* TASK TO COMPLETE *
Return, unchanged, the part of the listing below that starts with the line containing "chart-title: cor_norm difference" and ends with the line containing "polar-map <box>915 195 1307 585</box>", including both of those lines.

Spatial layout data:
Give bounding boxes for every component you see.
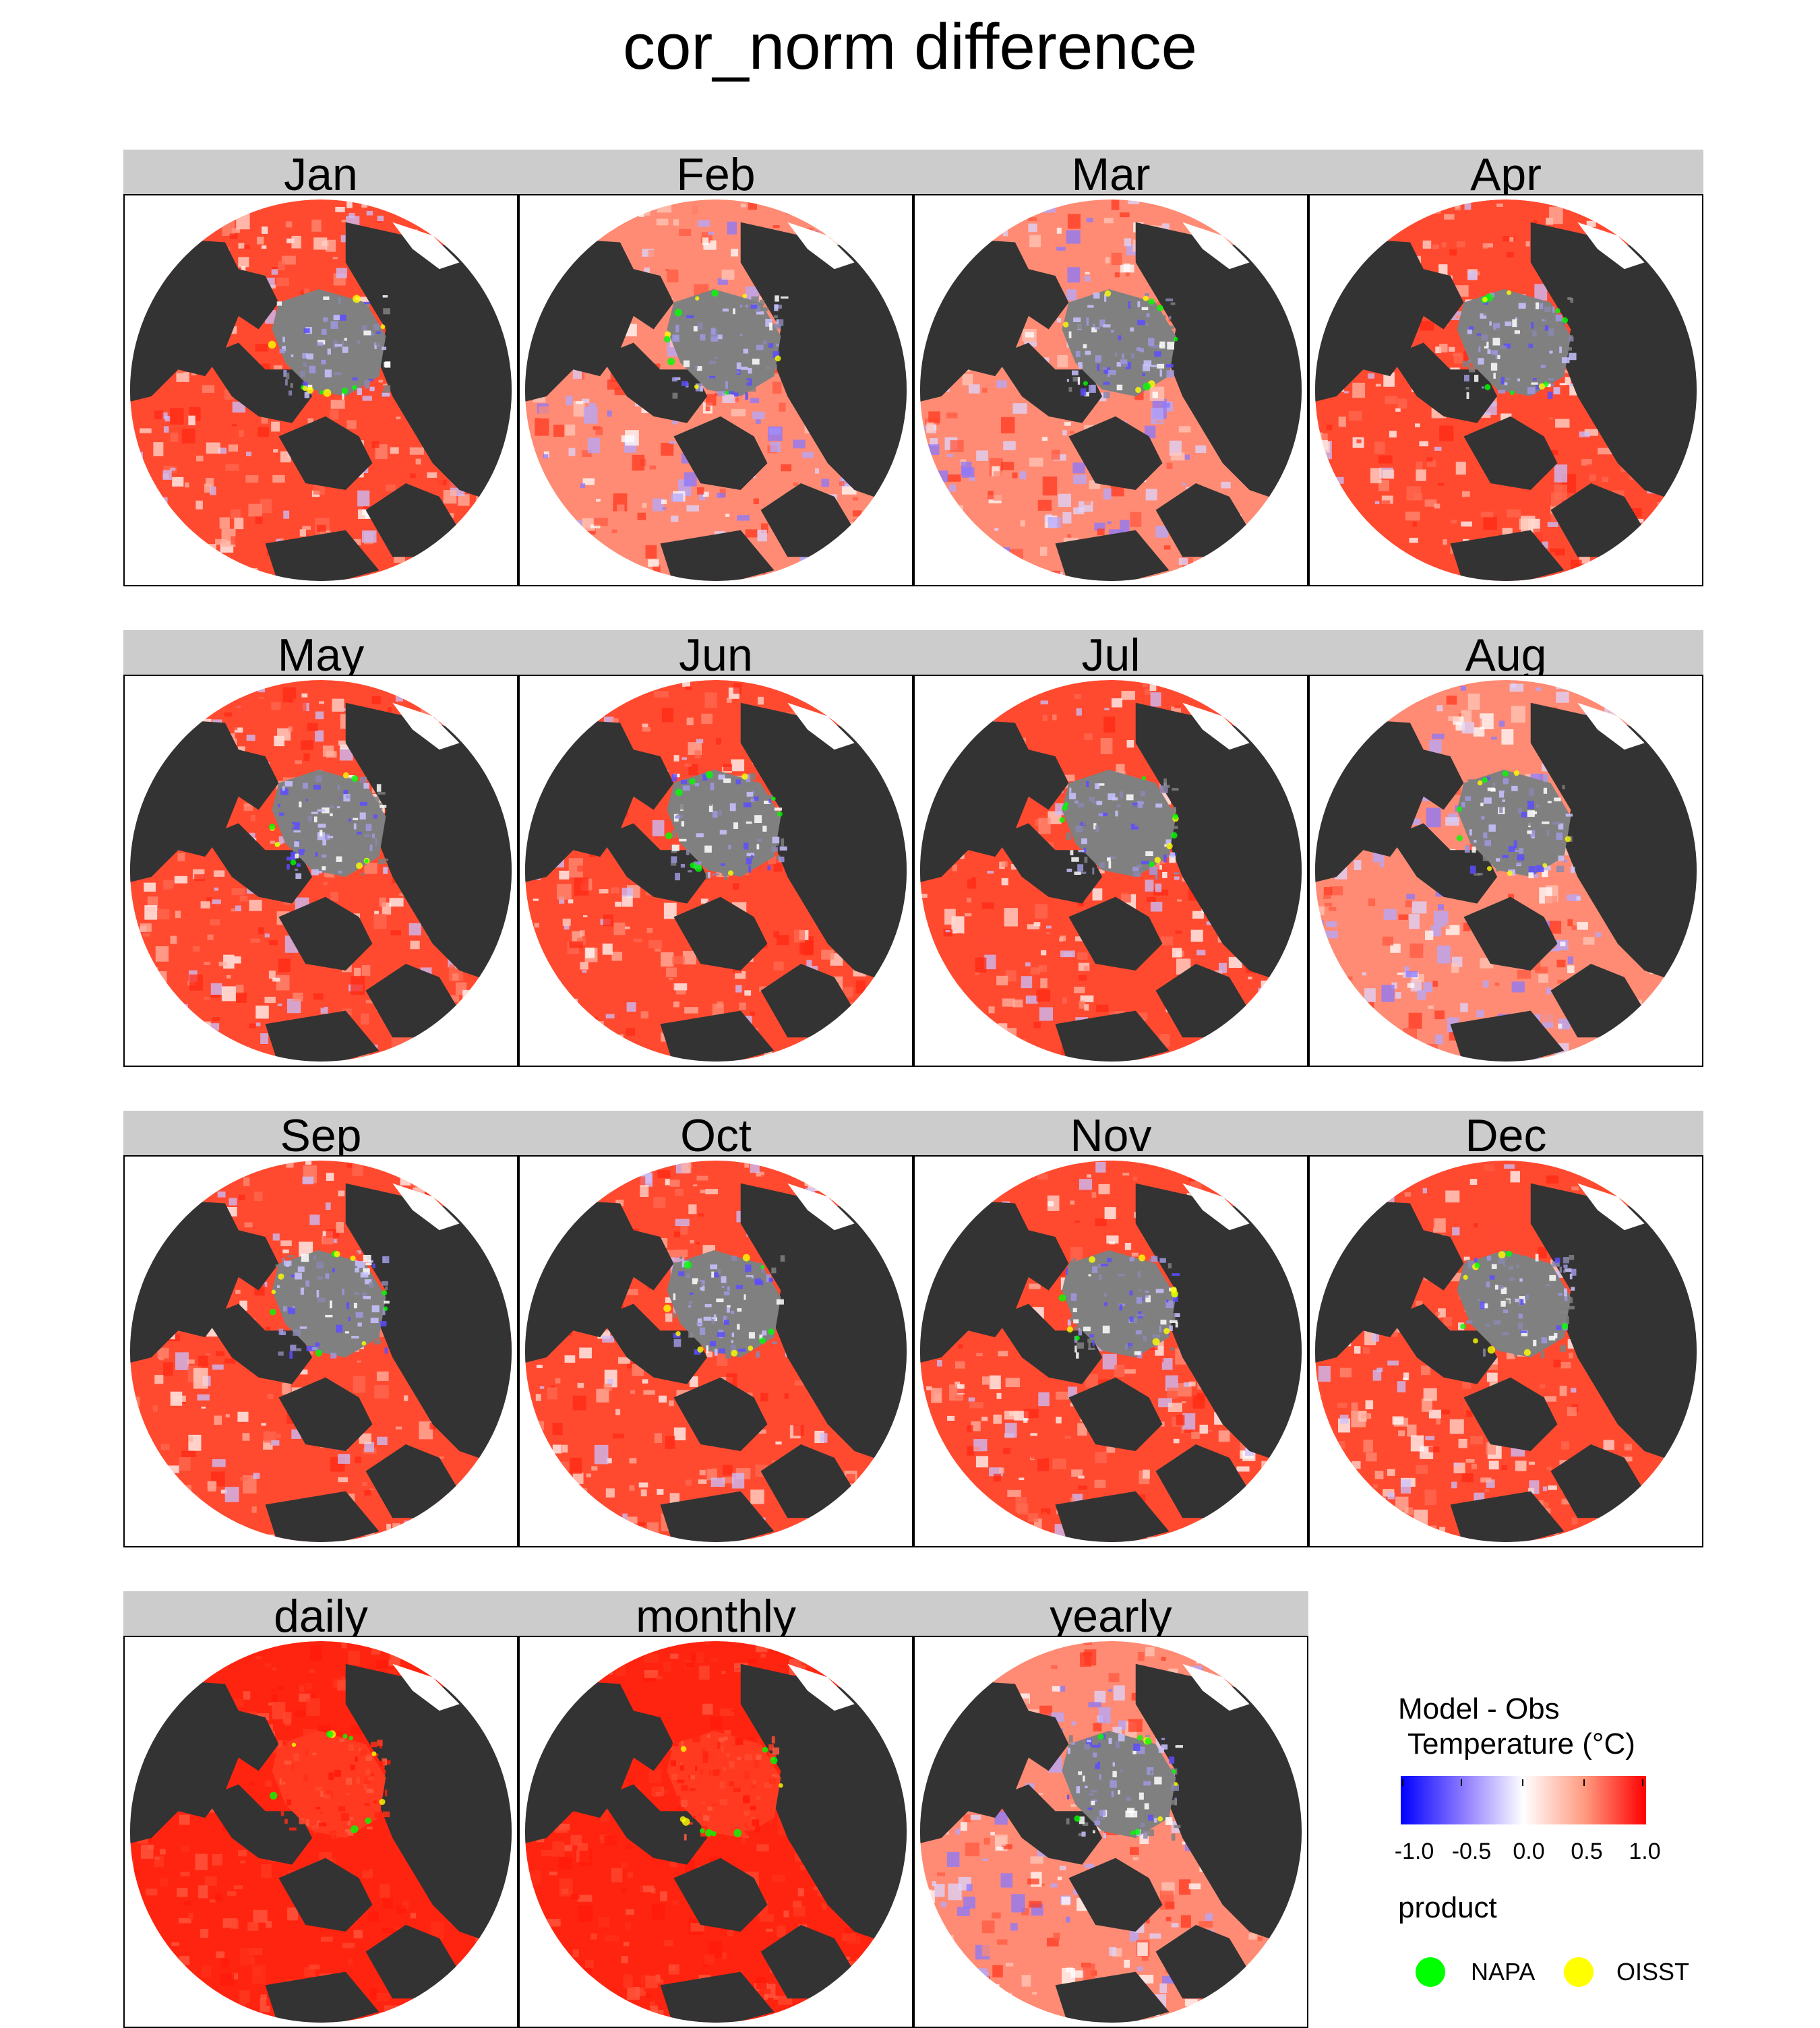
chart-title: cor_norm difference <box>0 0 1820 94</box>
map-plot <box>913 1155 1308 1547</box>
panel-label: Mar <box>913 150 1308 194</box>
panel-label: yearly <box>913 1591 1308 1636</box>
panel-label: May <box>123 630 518 675</box>
map-plot <box>913 675 1308 1067</box>
colorbar-tick <box>1402 1779 1403 1786</box>
polar-map <box>915 1157 1307 1546</box>
map-panel-sep: Sep <box>123 1111 518 1547</box>
map-panel-nov: Nov <box>913 1111 1308 1547</box>
polar-map <box>125 676 517 1066</box>
map-plot <box>1308 675 1703 1067</box>
map-panel-jul: Jul <box>913 630 1308 1067</box>
polar-map <box>125 1637 517 2027</box>
map-plot <box>123 1155 518 1547</box>
panel-label: monthly <box>518 1591 913 1636</box>
map-panel-monthly: monthly <box>518 1591 913 2028</box>
polar-map <box>520 1157 912 1546</box>
map-plot <box>1308 194 1703 586</box>
colorbar-tick-label: -0.5 <box>1441 1839 1502 1865</box>
oisst-legend-label: OISST <box>1616 1957 1689 1987</box>
colorbar-tick-label: 0.5 <box>1556 1839 1617 1865</box>
map-panel-mar: Mar <box>913 150 1308 586</box>
map-panel-dec: Dec <box>1308 1111 1703 1547</box>
map-plot <box>518 194 913 586</box>
colorbar-tick <box>1522 1779 1523 1786</box>
product-legend-title: product <box>1398 1891 1497 1925</box>
map-plot <box>518 675 913 1067</box>
polar-map <box>915 195 1307 585</box>
map-plot <box>1308 1155 1703 1547</box>
polar-map <box>520 1637 912 2027</box>
panel-label: Apr <box>1308 150 1703 194</box>
map-panel-apr: Apr <box>1308 150 1703 586</box>
panel-label: Aug <box>1308 630 1703 675</box>
panel-label: Jan <box>123 150 518 194</box>
panel-label: Sep <box>123 1111 518 1155</box>
map-panel-aug: Aug <box>1308 630 1703 1067</box>
panel-label: daily <box>123 1591 518 1636</box>
colorbar-tick-label: 0.0 <box>1498 1839 1559 1865</box>
legend: Model - Obs Temperature (°C) -1.0 -0.5 0… <box>1395 1692 1746 2008</box>
panel-label: Dec <box>1308 1111 1703 1155</box>
panel-label: Jun <box>518 630 913 675</box>
polar-map <box>1310 676 1702 1066</box>
map-panel-jan: Jan <box>123 150 518 586</box>
polar-map <box>125 195 517 585</box>
colorbar-subtitle: Temperature (°C) <box>1407 1727 1635 1762</box>
map-panel-jun: Jun <box>518 630 913 1067</box>
colorbar-tick-label: 1.0 <box>1614 1839 1675 1865</box>
panel-label: Jul <box>913 630 1308 675</box>
polar-map <box>1310 195 1702 585</box>
panel-label: Oct <box>518 1111 913 1155</box>
map-plot <box>123 194 518 586</box>
polar-map <box>520 195 912 585</box>
map-panel-may: May <box>123 630 518 1067</box>
map-plot <box>518 1636 913 2028</box>
map-plot <box>123 1636 518 2028</box>
colorbar <box>1401 1776 1646 1824</box>
map-plot <box>123 675 518 1067</box>
polar-map <box>1310 1157 1702 1546</box>
polar-map <box>915 1637 1307 2027</box>
colorbar-tick <box>1461 1779 1462 1786</box>
polar-map <box>520 676 912 1066</box>
map-panel-yearly: yearly <box>913 1591 1308 2028</box>
map-panel-feb: Feb <box>518 150 913 586</box>
panel-label: Nov <box>913 1111 1308 1155</box>
map-plot <box>518 1155 913 1547</box>
napa-legend-dot <box>1416 1957 1445 1987</box>
map-plot <box>913 194 1308 586</box>
napa-legend-label: NAPA <box>1471 1957 1535 1987</box>
polar-map <box>125 1157 517 1546</box>
panel-label: Feb <box>518 150 913 194</box>
colorbar-tick <box>1642 1779 1643 1786</box>
map-plot <box>913 1636 1308 2028</box>
colorbar-tick-label: -1.0 <box>1384 1839 1445 1865</box>
oisst-legend-dot <box>1564 1957 1594 1987</box>
map-panel-daily: daily <box>123 1591 518 2028</box>
colorbar-title: Model - Obs <box>1398 1692 1560 1727</box>
map-panel-oct: Oct <box>518 1111 913 1547</box>
colorbar-tick <box>1583 1779 1585 1786</box>
polar-map <box>915 676 1307 1066</box>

* SOLVED PROBLEM *
chart-title: cor_norm difference <box>0 0 1820 94</box>
map-plot <box>913 1155 1308 1547</box>
panel-label: Mar <box>913 150 1308 194</box>
panel-label: yearly <box>913 1591 1308 1636</box>
panel-label: May <box>123 630 518 675</box>
map-plot <box>913 675 1308 1067</box>
colorbar-tick <box>1402 1779 1403 1786</box>
polar-map <box>915 1157 1307 1546</box>
map-panel-sep: Sep <box>123 1111 518 1547</box>
map-panel-nov: Nov <box>913 1111 1308 1547</box>
polar-map <box>125 676 517 1066</box>
map-plot <box>1308 675 1703 1067</box>
map-panel-jul: Jul <box>913 630 1308 1067</box>
polar-map <box>125 1637 517 2027</box>
map-plot <box>123 1155 518 1547</box>
panel-label: monthly <box>518 1591 913 1636</box>
map-panel-monthly: monthly <box>518 1591 913 2028</box>
polar-map <box>520 1157 912 1546</box>
map-plot <box>1308 194 1703 586</box>
colorbar-tick-label: -0.5 <box>1441 1839 1502 1865</box>
oisst-legend-label: OISST <box>1616 1957 1689 1987</box>
colorbar-tick-label: 0.5 <box>1556 1839 1617 1865</box>
map-panel-mar: Mar <box>913 150 1308 586</box>
map-panel-dec: Dec <box>1308 1111 1703 1547</box>
map-plot <box>518 194 913 586</box>
colorbar-tick <box>1522 1779 1523 1786</box>
product-legend-title: product <box>1398 1891 1497 1925</box>
map-plot <box>518 675 913 1067</box>
polar-map <box>915 195 1307 585</box>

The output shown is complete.